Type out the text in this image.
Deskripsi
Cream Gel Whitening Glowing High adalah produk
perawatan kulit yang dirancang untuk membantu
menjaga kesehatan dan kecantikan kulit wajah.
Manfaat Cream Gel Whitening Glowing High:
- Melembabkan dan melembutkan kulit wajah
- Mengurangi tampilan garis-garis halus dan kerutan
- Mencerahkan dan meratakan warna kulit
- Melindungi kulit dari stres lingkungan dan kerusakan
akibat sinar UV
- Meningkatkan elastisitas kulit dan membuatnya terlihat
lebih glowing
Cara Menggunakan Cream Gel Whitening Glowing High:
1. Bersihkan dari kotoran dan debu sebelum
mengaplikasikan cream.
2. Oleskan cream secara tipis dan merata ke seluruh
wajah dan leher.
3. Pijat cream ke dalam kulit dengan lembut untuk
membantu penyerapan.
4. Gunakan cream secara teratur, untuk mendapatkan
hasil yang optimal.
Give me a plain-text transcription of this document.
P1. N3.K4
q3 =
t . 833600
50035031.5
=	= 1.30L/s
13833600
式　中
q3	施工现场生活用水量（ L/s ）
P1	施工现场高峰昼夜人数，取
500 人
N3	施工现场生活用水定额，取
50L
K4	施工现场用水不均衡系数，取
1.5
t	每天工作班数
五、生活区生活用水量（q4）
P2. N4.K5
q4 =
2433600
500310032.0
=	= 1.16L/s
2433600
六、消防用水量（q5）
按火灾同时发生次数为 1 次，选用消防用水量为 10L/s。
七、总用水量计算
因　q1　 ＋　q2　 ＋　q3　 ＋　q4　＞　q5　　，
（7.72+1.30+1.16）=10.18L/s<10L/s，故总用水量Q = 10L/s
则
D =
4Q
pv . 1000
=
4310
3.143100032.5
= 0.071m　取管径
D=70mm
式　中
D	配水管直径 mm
:::::
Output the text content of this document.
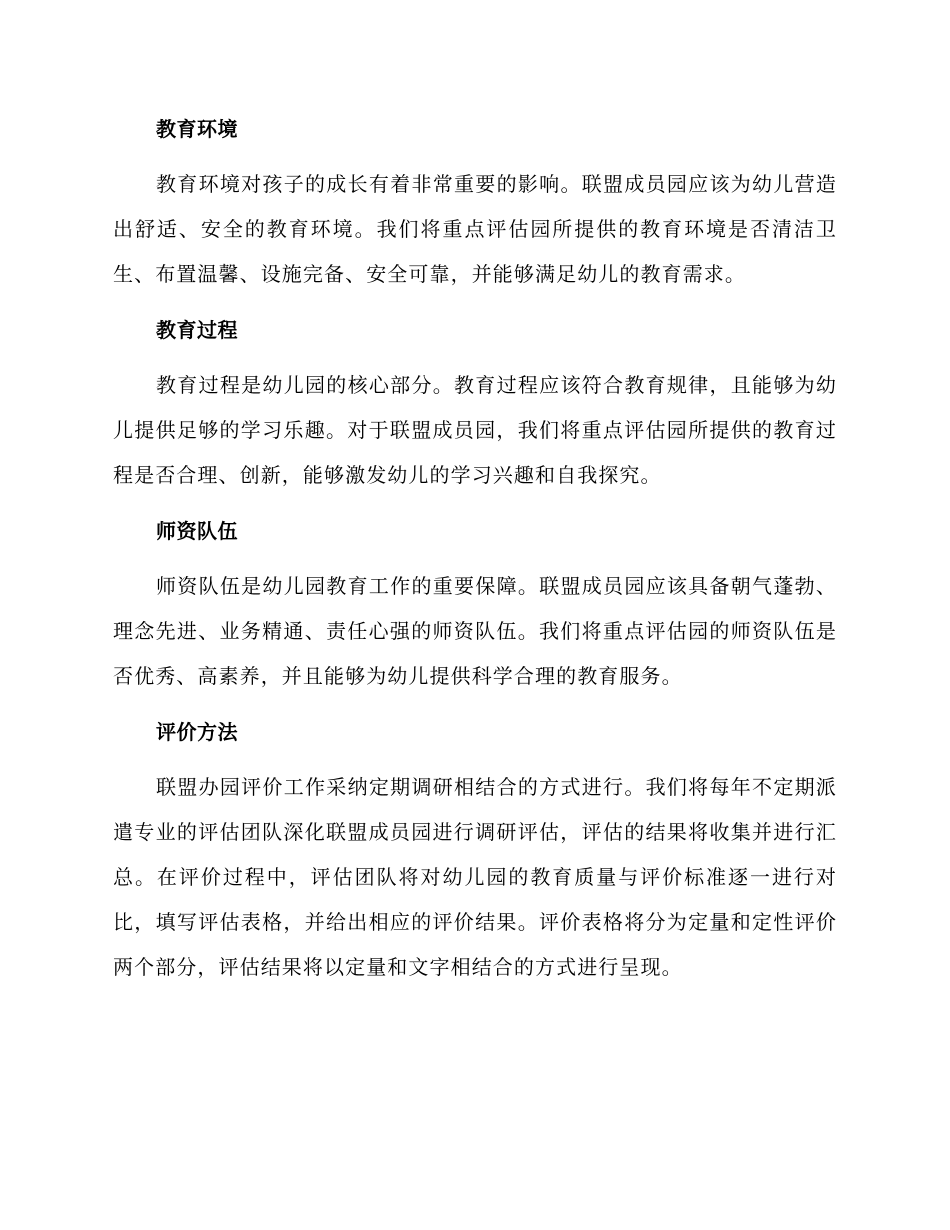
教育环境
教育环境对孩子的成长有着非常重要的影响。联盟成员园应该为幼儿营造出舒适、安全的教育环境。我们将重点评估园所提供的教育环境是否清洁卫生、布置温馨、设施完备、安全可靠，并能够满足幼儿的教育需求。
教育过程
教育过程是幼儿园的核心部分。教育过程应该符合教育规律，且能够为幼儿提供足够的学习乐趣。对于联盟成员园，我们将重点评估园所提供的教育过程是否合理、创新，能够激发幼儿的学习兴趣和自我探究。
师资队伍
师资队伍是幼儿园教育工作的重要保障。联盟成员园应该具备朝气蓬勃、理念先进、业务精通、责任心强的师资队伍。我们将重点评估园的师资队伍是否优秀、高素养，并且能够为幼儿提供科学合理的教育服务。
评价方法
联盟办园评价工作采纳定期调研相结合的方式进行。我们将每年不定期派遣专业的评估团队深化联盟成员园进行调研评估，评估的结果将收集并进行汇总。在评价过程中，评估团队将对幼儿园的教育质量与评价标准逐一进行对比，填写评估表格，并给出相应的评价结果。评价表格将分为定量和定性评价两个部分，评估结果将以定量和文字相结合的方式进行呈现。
:::::
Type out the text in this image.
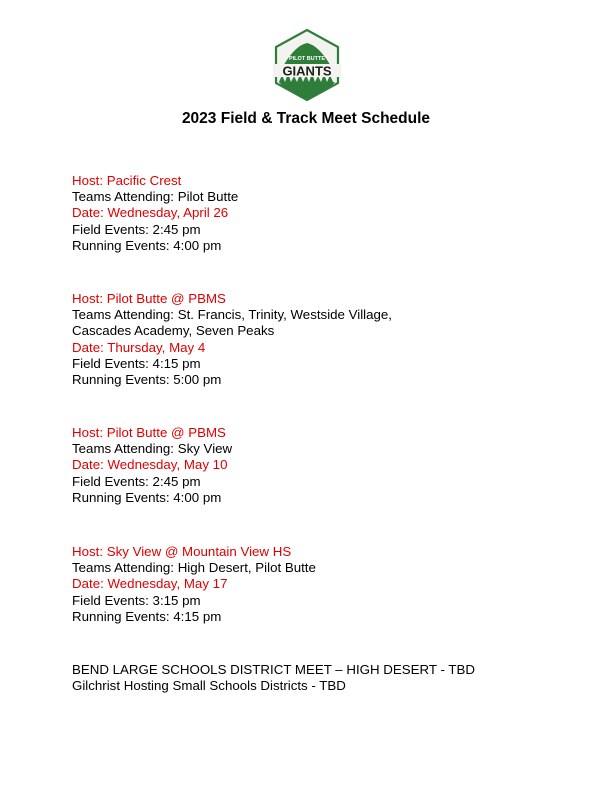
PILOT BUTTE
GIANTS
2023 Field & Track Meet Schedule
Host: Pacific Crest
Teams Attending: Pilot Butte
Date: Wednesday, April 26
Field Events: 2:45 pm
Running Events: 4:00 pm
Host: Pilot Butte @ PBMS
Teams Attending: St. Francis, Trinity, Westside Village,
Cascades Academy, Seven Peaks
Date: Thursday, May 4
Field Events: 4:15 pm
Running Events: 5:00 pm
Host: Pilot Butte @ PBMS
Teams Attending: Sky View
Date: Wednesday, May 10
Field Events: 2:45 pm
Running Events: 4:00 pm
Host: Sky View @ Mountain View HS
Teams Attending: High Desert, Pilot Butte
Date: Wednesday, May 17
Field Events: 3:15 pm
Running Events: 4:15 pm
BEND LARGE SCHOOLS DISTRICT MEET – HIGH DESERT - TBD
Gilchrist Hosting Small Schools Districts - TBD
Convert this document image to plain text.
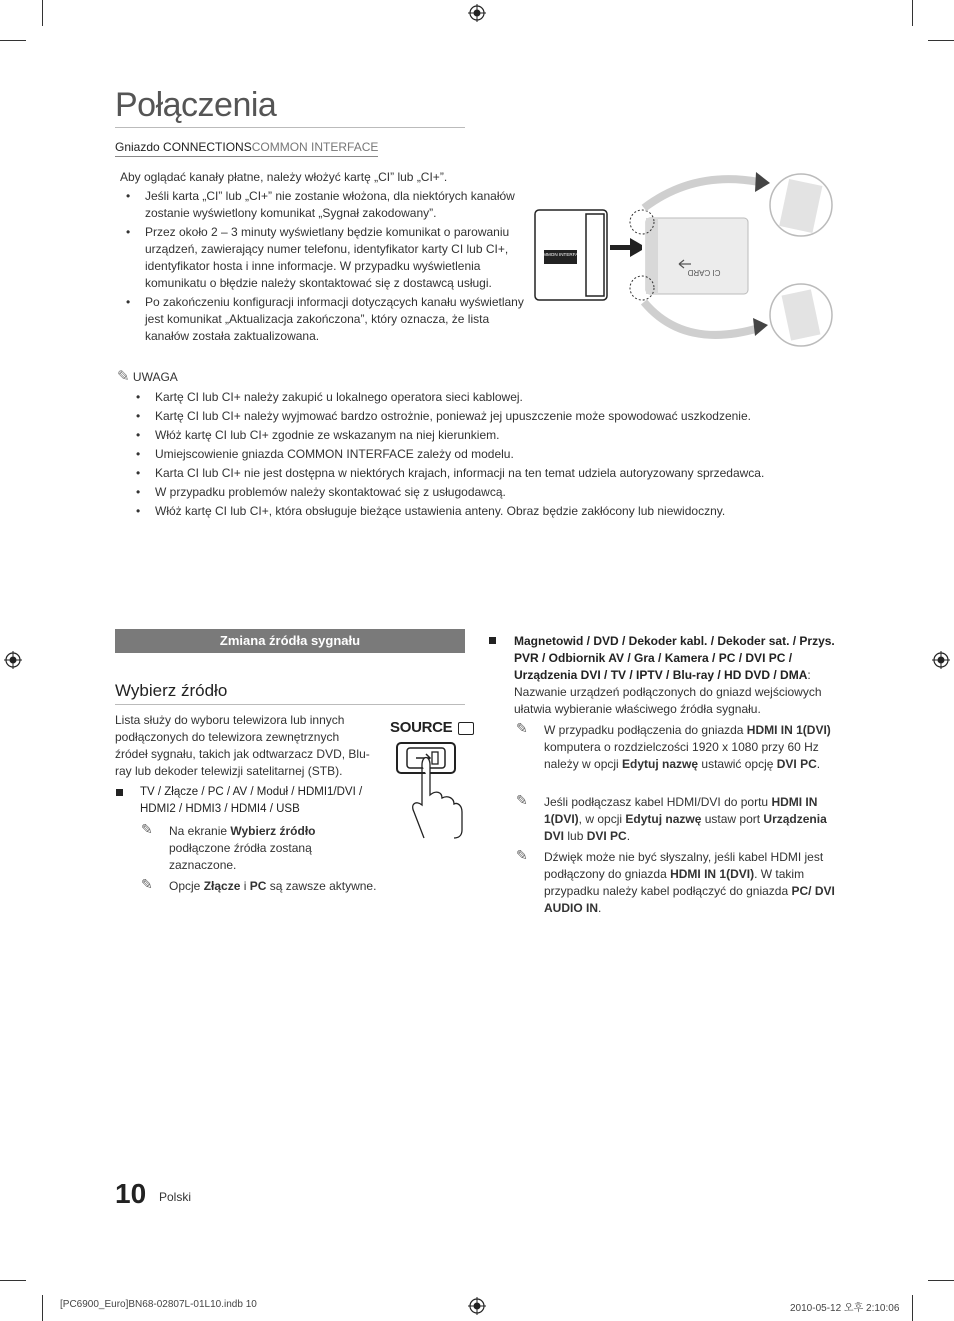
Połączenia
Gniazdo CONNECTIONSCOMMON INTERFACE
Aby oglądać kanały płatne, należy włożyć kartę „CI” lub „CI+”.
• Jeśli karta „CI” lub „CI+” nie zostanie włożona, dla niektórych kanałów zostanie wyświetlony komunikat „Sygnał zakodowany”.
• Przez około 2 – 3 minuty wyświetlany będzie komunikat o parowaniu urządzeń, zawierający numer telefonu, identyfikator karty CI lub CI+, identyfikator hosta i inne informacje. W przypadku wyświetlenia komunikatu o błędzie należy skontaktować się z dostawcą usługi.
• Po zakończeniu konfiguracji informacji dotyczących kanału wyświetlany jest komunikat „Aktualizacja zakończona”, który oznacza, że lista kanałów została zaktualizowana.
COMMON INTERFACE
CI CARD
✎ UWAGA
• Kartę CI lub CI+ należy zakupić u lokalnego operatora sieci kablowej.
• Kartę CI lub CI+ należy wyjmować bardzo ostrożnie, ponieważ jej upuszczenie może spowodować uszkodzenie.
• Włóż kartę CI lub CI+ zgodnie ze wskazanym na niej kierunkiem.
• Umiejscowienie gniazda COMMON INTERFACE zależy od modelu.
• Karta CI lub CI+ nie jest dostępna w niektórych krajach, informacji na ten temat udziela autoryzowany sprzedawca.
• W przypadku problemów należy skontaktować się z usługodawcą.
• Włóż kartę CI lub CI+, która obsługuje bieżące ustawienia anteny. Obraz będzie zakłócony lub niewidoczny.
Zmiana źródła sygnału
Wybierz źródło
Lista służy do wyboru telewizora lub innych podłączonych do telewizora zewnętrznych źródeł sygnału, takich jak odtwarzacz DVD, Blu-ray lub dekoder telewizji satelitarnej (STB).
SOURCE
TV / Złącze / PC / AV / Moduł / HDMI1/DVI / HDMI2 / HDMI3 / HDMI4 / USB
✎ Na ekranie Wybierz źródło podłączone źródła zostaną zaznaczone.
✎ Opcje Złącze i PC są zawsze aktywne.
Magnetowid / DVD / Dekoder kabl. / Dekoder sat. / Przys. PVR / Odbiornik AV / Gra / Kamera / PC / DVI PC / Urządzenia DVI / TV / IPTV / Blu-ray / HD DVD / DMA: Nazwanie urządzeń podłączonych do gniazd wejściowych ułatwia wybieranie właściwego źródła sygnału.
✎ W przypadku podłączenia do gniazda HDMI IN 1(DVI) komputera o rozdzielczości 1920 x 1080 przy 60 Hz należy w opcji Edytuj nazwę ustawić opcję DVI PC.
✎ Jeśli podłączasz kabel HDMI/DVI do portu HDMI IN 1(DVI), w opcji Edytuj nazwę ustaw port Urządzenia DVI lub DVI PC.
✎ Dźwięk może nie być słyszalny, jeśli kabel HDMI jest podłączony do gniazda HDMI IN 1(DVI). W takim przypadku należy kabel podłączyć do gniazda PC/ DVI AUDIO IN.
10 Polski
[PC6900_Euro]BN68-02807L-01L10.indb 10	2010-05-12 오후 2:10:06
:::::
# Task objective:
Each line of the material above either contains the word "Wednesday" or does not; state how many do, and nothing else.

# Answer in full:
3